Find every line containing the word "fraction" and report the count, nothing more.

************

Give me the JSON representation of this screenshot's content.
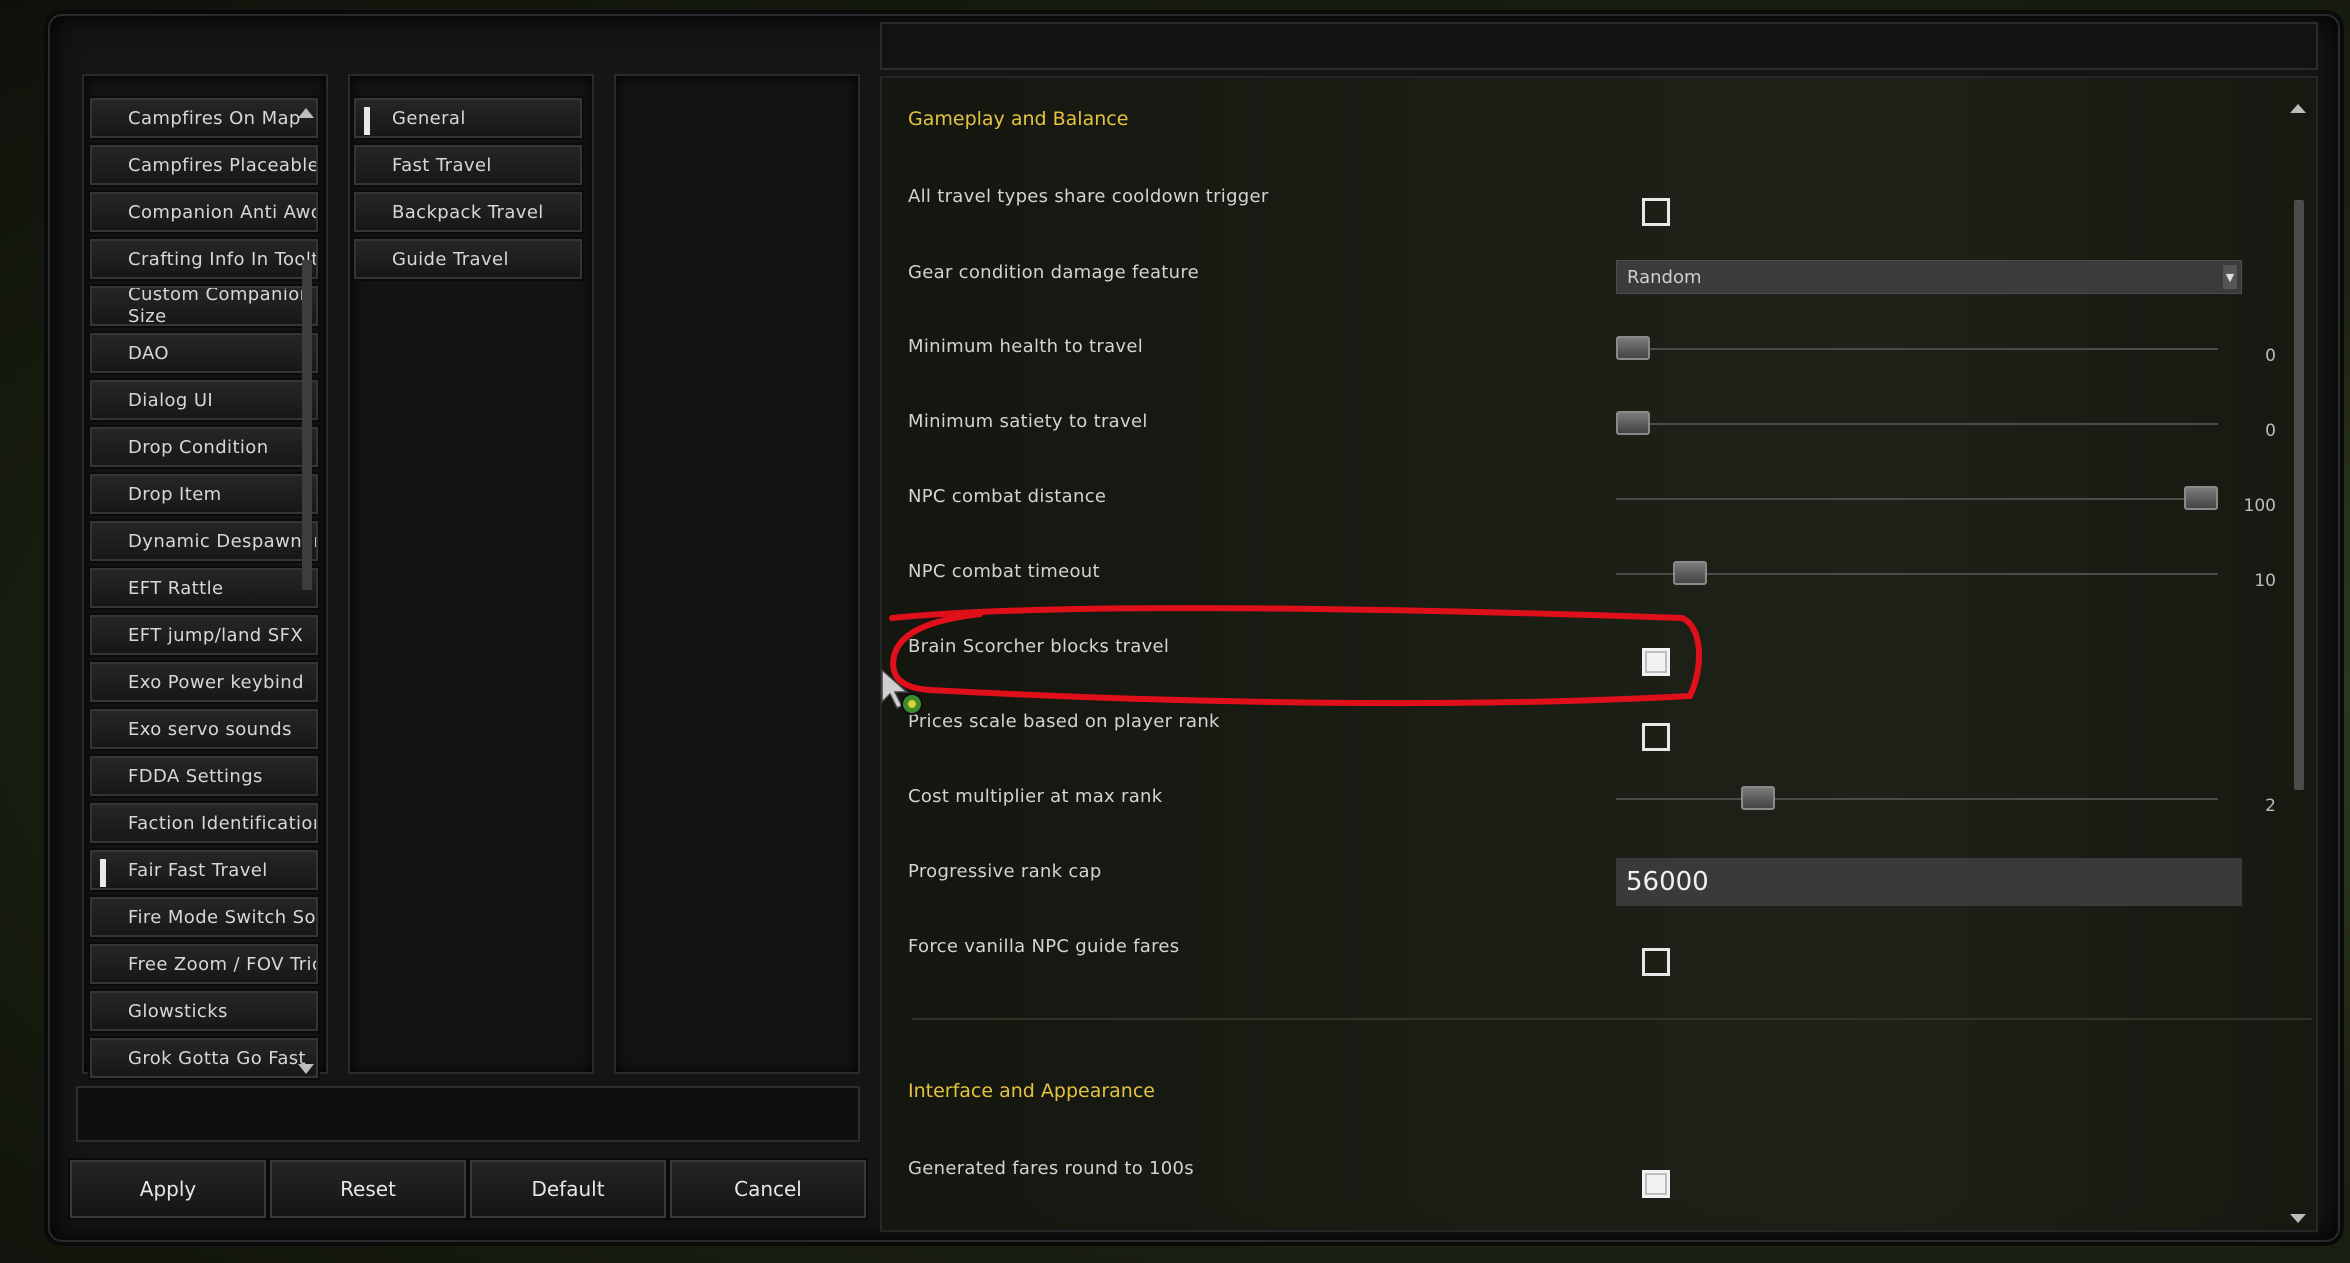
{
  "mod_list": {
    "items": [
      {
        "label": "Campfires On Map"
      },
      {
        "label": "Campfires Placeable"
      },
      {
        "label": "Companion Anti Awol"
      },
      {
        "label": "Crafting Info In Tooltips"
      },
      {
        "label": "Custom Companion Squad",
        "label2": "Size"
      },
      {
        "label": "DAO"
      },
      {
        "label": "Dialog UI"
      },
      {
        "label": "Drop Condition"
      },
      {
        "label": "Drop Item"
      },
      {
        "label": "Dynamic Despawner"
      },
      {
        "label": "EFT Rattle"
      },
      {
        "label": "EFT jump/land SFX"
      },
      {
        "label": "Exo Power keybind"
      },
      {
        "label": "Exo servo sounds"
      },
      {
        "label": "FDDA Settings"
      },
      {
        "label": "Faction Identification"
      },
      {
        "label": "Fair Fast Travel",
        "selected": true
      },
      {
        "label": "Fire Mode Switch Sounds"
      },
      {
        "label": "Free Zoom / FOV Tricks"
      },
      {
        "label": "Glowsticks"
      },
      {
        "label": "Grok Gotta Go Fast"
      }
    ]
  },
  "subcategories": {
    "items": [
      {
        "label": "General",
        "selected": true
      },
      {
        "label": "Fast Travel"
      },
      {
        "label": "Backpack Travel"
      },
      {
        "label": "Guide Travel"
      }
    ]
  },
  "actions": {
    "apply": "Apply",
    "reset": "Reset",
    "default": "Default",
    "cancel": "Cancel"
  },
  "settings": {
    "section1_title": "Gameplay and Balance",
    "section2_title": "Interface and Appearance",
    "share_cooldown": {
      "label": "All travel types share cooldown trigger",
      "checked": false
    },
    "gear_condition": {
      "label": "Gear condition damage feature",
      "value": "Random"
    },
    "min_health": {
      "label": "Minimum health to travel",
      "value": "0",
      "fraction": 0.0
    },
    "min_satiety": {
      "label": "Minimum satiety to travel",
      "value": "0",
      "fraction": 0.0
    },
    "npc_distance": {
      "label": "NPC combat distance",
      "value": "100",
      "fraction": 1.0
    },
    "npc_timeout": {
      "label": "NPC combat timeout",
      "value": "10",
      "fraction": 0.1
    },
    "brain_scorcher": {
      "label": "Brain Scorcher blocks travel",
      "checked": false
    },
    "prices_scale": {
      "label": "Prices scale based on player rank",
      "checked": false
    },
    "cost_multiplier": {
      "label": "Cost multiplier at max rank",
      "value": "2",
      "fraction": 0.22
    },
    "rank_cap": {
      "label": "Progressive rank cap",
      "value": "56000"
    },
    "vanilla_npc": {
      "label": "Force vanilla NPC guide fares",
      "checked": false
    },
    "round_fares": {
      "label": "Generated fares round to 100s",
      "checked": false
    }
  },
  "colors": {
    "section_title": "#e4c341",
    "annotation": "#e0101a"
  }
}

************

Answer to this exercise: 5